— START —

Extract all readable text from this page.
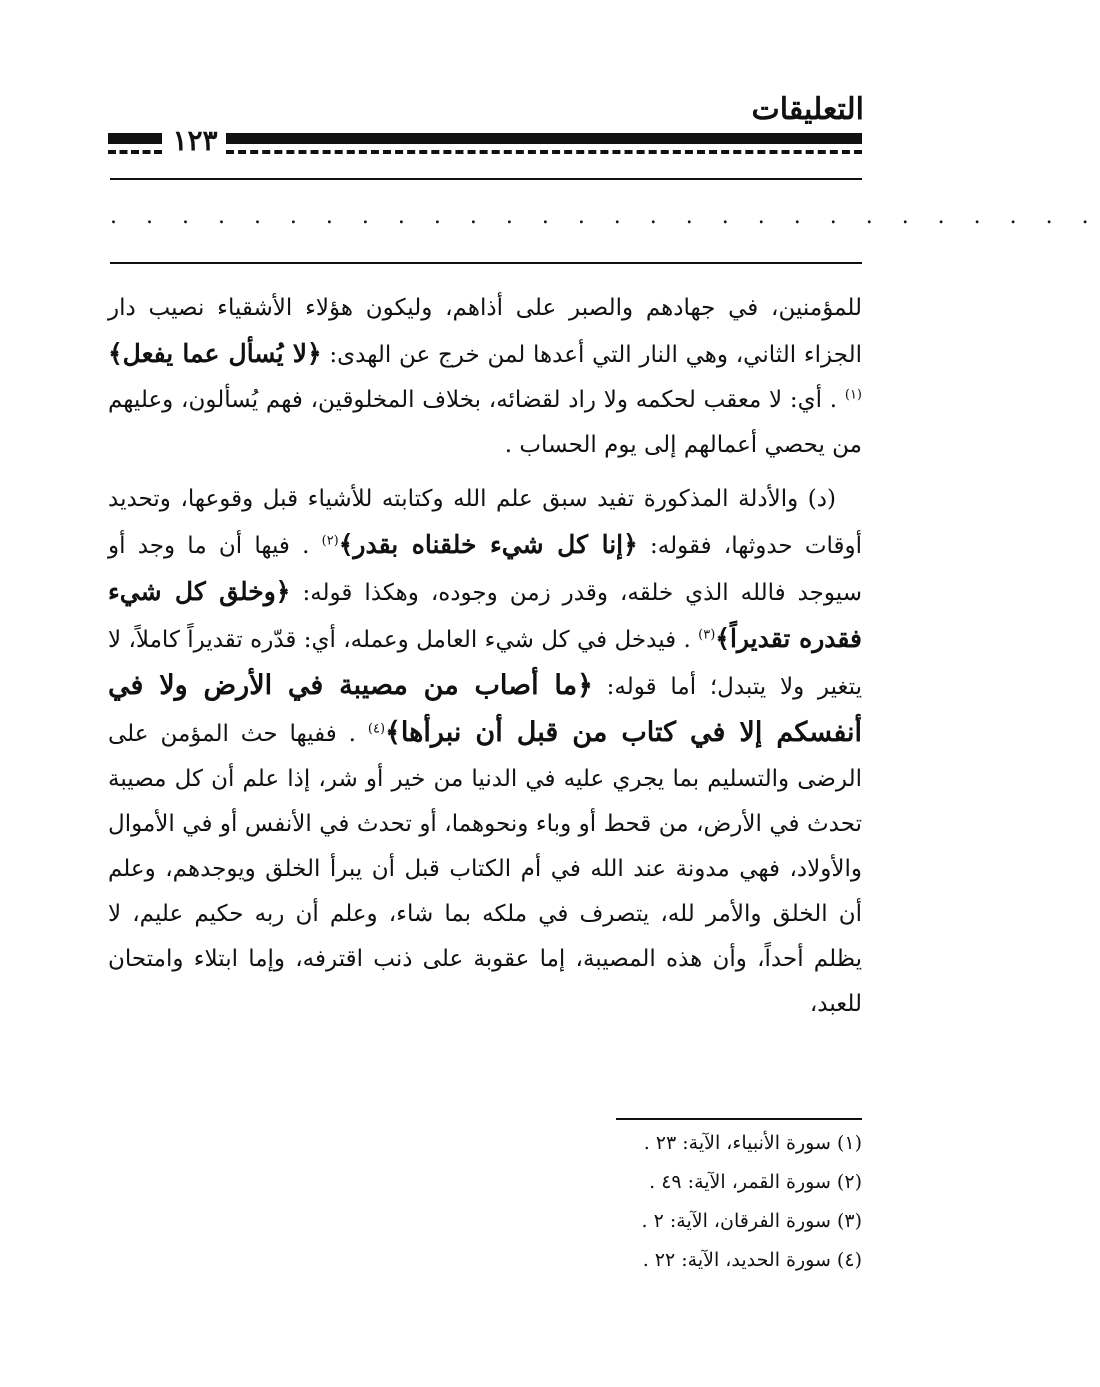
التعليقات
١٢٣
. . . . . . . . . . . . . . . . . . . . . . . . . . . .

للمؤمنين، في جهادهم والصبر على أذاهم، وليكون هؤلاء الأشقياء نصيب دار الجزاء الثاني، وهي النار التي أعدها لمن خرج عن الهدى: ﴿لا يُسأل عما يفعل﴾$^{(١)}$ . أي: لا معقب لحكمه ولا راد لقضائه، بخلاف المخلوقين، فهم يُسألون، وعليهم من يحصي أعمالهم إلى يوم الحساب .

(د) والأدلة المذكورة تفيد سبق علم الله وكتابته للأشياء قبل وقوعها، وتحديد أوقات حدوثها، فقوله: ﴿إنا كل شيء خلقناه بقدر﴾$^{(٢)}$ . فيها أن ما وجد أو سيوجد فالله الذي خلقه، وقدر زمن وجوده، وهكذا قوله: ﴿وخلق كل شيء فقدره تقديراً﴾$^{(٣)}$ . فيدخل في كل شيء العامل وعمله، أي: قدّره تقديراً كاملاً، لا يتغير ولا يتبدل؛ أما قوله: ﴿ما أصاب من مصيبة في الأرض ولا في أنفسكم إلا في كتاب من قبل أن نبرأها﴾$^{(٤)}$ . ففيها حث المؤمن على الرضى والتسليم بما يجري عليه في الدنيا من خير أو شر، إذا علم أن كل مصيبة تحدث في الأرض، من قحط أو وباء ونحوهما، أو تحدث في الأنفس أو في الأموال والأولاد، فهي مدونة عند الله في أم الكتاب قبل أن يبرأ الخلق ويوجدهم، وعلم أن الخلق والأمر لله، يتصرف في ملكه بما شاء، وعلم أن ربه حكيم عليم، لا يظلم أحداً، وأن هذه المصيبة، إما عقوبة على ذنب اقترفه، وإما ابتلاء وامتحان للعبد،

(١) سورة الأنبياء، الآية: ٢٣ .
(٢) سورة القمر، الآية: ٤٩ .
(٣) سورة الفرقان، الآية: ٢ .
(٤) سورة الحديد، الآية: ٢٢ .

— END —

_What to do_:
Show each line holding the word "الآية".

_Task result_:
(١) سورة الأنبياء، الآية: ٢٣ .
(٢) سورة القمر، الآية: ٤٩ .
(٣) سورة الفرقان، الآية: ٢ .
(٤) سورة الحديد، الآية: ٢٢ .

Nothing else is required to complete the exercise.